TASK DESCRIPTION >> Scan the lines below and report each one containing "only" by copying it.

GIVEN RECORDS >>

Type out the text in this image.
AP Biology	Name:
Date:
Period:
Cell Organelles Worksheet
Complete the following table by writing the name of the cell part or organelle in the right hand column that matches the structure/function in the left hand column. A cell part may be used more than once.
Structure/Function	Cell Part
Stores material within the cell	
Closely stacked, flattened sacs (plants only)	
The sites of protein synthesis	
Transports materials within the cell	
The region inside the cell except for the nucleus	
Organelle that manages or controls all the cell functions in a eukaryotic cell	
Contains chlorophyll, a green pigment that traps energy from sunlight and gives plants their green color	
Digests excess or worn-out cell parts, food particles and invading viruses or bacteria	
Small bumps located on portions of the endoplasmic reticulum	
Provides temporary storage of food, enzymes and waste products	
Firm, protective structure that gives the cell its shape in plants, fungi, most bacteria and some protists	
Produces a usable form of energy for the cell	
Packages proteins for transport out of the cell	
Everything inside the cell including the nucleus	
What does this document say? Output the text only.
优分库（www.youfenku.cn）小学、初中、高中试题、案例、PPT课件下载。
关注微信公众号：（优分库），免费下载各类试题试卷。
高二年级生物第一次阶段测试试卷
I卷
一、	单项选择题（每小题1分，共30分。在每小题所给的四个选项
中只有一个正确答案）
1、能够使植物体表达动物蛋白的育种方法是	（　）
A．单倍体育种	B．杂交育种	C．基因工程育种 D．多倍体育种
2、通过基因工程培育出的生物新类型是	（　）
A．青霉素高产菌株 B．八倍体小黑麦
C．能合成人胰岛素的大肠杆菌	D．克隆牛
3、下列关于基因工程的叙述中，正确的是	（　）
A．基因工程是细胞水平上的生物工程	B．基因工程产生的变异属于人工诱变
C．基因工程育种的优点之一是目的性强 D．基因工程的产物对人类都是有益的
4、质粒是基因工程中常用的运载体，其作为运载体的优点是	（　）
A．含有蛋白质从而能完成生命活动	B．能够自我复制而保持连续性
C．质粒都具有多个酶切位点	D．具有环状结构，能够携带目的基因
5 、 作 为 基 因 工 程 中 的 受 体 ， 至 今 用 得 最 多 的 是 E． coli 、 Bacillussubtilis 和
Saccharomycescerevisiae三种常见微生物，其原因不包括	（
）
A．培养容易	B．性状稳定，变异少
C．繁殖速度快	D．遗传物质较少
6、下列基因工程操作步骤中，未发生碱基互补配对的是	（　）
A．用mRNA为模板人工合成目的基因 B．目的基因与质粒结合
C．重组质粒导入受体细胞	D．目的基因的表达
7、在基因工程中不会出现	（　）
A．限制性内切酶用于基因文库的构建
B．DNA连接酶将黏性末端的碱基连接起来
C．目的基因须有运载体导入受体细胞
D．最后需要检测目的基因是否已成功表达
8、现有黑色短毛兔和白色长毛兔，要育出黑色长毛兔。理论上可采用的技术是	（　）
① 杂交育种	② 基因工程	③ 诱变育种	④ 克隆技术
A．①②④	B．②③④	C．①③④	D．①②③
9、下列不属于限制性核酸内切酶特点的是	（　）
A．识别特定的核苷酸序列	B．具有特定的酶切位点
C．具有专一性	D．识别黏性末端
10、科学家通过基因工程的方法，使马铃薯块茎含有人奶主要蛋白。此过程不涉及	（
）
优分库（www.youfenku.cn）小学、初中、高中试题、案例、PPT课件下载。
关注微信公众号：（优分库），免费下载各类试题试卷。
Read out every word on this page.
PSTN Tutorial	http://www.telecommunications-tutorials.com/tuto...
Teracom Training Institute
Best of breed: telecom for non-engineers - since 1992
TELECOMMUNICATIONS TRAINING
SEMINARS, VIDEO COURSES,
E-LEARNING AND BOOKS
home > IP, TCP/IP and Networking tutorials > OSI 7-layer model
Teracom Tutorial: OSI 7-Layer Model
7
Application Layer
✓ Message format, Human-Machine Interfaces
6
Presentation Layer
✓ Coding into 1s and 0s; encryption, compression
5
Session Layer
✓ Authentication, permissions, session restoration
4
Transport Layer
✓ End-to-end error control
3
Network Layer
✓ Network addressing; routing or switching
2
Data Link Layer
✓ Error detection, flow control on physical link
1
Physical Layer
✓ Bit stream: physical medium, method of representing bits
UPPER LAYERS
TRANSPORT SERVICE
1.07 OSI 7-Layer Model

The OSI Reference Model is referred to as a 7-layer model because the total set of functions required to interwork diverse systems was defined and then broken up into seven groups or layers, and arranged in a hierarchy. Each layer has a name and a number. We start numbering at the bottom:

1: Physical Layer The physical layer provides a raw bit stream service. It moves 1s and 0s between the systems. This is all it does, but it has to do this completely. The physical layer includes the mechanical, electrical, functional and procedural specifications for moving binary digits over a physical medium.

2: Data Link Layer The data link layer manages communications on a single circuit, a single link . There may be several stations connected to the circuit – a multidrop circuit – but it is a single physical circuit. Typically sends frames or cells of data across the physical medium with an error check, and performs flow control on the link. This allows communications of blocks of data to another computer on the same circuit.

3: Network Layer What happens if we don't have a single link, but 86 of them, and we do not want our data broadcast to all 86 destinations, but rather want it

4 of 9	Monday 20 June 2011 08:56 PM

ANSWER SECTION >>
Closely stacked, flattened sacs (plants only)	
What does this document say? Output the text only.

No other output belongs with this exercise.